## Extracted data entries
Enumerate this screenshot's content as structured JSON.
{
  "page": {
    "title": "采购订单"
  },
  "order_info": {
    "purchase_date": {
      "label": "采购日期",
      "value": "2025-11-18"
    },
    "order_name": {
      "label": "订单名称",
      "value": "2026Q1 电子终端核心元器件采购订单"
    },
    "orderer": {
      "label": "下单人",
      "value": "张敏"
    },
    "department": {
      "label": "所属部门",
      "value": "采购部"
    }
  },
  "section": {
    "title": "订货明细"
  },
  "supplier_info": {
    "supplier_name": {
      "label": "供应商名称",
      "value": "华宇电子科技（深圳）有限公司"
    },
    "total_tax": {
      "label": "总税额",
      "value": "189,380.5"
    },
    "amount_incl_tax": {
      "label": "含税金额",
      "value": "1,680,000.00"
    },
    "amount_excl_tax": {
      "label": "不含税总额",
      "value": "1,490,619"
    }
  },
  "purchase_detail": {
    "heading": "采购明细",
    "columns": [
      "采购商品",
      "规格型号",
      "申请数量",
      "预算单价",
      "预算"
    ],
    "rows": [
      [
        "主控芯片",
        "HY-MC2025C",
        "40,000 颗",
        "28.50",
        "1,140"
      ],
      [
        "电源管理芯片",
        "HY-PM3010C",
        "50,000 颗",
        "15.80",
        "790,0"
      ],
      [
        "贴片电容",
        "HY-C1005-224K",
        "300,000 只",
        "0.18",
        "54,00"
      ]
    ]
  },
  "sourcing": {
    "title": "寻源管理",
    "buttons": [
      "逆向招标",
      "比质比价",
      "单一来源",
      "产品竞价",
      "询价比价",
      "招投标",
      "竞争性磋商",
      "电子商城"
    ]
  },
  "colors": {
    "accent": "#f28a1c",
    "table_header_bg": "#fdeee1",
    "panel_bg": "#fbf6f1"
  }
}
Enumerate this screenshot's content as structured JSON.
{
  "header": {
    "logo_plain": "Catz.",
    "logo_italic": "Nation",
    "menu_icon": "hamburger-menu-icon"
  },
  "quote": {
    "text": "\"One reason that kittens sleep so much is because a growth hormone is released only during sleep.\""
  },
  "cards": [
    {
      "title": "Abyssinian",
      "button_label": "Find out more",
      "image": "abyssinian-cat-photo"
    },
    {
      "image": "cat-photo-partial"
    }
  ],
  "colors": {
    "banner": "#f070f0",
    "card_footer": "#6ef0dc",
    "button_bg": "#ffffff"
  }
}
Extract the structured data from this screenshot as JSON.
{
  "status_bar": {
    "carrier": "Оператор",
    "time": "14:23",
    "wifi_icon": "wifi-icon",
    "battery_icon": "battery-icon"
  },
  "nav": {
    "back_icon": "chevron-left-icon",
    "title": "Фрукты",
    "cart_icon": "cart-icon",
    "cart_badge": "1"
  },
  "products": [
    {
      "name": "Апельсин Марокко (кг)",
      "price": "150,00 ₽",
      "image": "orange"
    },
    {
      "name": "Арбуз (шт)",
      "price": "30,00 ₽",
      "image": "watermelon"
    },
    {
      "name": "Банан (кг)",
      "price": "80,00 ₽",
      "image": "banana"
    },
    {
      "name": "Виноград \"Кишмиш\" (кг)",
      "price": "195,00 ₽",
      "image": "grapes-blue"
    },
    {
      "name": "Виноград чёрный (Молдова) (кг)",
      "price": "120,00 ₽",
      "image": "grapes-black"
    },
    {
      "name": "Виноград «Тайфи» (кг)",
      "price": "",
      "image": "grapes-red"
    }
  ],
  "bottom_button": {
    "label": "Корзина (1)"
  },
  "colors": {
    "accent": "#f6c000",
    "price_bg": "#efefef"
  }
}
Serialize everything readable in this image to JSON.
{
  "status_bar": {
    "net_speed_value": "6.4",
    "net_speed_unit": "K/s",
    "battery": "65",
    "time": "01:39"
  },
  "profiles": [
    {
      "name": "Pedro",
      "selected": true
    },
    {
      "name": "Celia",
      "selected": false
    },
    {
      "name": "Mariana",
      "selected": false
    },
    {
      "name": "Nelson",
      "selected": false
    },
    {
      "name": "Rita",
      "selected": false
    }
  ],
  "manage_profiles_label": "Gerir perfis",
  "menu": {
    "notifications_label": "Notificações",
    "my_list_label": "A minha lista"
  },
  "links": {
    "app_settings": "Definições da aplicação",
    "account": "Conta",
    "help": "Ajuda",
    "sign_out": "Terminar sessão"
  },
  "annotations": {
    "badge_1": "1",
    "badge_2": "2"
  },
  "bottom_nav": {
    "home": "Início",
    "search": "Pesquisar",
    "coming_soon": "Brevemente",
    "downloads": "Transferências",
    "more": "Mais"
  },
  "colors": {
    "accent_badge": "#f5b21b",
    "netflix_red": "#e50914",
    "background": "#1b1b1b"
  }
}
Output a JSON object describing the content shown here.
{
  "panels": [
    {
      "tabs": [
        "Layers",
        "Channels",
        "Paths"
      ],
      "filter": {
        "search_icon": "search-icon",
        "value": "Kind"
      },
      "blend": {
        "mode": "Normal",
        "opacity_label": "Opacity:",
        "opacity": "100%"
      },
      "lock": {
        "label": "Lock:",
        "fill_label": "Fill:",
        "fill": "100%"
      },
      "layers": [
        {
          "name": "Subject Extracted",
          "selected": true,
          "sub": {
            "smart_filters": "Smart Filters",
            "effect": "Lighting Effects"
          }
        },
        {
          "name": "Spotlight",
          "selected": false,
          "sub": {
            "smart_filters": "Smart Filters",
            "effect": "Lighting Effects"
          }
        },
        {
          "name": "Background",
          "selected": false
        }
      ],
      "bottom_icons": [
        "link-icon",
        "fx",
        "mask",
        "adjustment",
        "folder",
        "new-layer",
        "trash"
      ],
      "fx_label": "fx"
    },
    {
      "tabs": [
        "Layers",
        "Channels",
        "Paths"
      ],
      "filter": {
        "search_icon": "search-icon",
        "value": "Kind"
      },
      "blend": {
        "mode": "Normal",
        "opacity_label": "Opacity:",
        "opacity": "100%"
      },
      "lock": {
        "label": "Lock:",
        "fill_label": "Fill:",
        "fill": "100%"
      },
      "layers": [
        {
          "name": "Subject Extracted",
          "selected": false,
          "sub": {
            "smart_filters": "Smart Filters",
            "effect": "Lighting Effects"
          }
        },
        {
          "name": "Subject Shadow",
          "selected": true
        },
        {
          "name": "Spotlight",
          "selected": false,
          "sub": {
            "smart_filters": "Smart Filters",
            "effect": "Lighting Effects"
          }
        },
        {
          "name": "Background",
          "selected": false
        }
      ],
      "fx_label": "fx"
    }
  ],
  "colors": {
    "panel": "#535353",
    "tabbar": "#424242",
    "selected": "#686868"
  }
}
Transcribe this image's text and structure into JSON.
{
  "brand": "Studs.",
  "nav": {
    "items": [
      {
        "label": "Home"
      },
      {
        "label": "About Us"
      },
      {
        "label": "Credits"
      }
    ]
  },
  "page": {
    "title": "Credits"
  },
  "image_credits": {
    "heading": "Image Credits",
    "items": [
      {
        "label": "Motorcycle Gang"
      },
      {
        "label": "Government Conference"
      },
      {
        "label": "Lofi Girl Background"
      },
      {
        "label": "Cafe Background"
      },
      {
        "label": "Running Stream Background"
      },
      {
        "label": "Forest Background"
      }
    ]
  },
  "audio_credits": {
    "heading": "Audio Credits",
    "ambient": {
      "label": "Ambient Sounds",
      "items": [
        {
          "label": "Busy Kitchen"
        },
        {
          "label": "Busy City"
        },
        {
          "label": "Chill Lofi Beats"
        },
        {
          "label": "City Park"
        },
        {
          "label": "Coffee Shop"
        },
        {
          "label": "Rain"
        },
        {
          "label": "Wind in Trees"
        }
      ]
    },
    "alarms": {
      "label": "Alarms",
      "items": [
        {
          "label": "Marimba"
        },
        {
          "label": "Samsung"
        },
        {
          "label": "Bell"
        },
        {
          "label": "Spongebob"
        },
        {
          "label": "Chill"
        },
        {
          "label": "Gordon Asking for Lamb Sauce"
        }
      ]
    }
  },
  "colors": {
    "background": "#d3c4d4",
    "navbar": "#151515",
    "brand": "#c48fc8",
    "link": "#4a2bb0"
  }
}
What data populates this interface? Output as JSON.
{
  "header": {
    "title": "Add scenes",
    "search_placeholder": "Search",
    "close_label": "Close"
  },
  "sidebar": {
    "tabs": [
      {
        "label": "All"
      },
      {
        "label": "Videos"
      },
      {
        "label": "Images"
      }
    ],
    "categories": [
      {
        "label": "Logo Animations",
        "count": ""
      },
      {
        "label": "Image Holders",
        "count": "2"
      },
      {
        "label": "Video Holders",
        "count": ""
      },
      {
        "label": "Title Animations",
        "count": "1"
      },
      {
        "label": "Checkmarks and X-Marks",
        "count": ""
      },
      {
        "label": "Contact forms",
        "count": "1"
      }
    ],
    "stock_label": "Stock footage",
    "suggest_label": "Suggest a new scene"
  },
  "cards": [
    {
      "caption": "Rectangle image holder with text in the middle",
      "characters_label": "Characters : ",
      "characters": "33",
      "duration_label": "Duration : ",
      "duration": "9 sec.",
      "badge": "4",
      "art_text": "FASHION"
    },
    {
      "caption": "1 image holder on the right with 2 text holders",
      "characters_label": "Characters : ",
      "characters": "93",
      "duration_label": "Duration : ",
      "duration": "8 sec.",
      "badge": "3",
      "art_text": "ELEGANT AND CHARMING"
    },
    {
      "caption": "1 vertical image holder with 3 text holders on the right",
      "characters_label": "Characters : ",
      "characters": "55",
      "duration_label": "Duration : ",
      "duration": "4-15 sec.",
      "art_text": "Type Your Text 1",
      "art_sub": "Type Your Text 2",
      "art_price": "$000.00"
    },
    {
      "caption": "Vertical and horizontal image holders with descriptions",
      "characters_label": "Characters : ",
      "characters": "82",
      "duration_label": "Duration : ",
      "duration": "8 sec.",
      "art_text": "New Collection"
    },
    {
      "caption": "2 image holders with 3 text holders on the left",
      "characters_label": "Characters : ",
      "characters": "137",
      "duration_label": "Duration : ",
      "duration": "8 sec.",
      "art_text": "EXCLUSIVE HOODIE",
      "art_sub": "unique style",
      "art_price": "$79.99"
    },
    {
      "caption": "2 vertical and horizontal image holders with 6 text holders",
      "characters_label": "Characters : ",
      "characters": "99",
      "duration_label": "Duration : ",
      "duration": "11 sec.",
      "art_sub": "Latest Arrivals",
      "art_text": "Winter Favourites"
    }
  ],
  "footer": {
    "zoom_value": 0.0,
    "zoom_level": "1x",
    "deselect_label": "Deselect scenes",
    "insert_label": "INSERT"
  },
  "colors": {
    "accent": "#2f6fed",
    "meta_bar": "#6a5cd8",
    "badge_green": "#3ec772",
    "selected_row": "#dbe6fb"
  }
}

## THE PROBLEM
Whichever lines contain the string "Output", select and copy them.

## EXERCISE SOLUTION
Output a JSON object describing the content shown here.
What data populates this interface? Output as JSON.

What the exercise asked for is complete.